Do these statements agree with the passage on joint and bone prediction? For each, answer yes or no and quote the deciding words of the passage. 1. The method uses one fixed set of joints for every character. 2. Connectivity heuristics based on Euclidean distance are said to fail easily. 3. Joints and bones are predicted by separate, independent modules.

━━ PASSAGE PROVIDED ━━

Simultaneous joint and bone prediction.
In general, input characters can vary significantly in terms of structure, number and geometry of moving parts. Figure 4 shows examples of 3D models of characters rigged by artists from our collection. A single template or a fixed set of joints cannot capture such variability. Our method predicts a set of joints tailored for the input character. In addition, since the connectivity of joints is not known beforehand, and since simple connectivity heuristics based on Euclidean distance easily fail (Figure 5), our method also predicts bone segments to connect the joints. Finally, since joint and bone predictions are not independent of each other, our method simultaneously learns to extract both through a shared stack of encoder-decoder modules, shown in Figure 3. The stack of modules progressively refines the simultaneous prediction of bones and joints in a coarse-to-fine manner.
Input shape representation.

━━━
━━ MATERIAL SUPPLIED ━━

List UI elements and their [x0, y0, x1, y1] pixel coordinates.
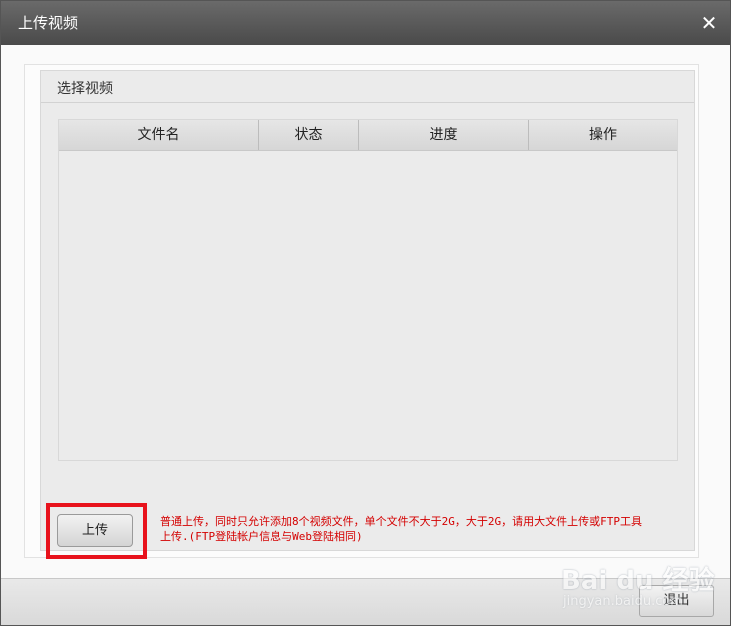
select-video-group: 选择视频 文件名 状态 进度 操作: [40, 70, 695, 551]
file-table: 文件名 状态 进度 操作: [58, 119, 678, 461]
upload-notice-line-2: 上传.(FTP登陆帐户信息与Web登陆相同): [160, 530, 363, 543]
column-header-progress: 进度: [359, 120, 529, 150]
close-icon[interactable]: ✕: [696, 10, 722, 36]
upload-notice: 普通上传，同时只允许添加8个视频文件，单个文件不大于2G，大于2G，请用大文件上…: [160, 514, 680, 544]
watermark-logo-text: Bai du 经验: [561, 566, 715, 596]
dialog-titlebar: 上传视频 ✕: [1, 1, 730, 45]
column-header-filename: 文件名: [59, 120, 259, 150]
group-label: 选择视频: [57, 81, 113, 97]
dialog-title: 上传视频: [18, 14, 79, 32]
column-header-action: 操作: [589, 127, 617, 143]
upload-button[interactable]: 上传: [57, 514, 133, 547]
column-header-status: 状态: [259, 120, 359, 150]
upload-notice-line-1: 普通上传，同时只允许添加8个视频文件，单个文件不大于2G，大于2G，请用大文件上…: [160, 515, 642, 528]
baidu-jingyan-watermark: Bai du 经验 jingyan.baidu.com: [561, 546, 730, 616]
watermark-url-text: jingyan.baidu.com: [563, 594, 683, 609]
table-header: 文件名 状态 进度 操作: [59, 120, 677, 151]
group-header: 选择视频: [41, 71, 694, 103]
upload-video-dialog: 上传视频 ✕ 选择视频 文件名 状态 进度 操作 上传 普通上传，同时只允许添加…: [0, 0, 731, 626]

━━━

** SOLUTION TO THIS TASK **
1. No: "Our method predicts a set of joints tailored for the input character."
2. Yes: "simple connectivity heuristics based on Euclidean distance easily fail"
3. No: "our method simultaneously learns to extract both through a shared stack of encoder-decoder modules"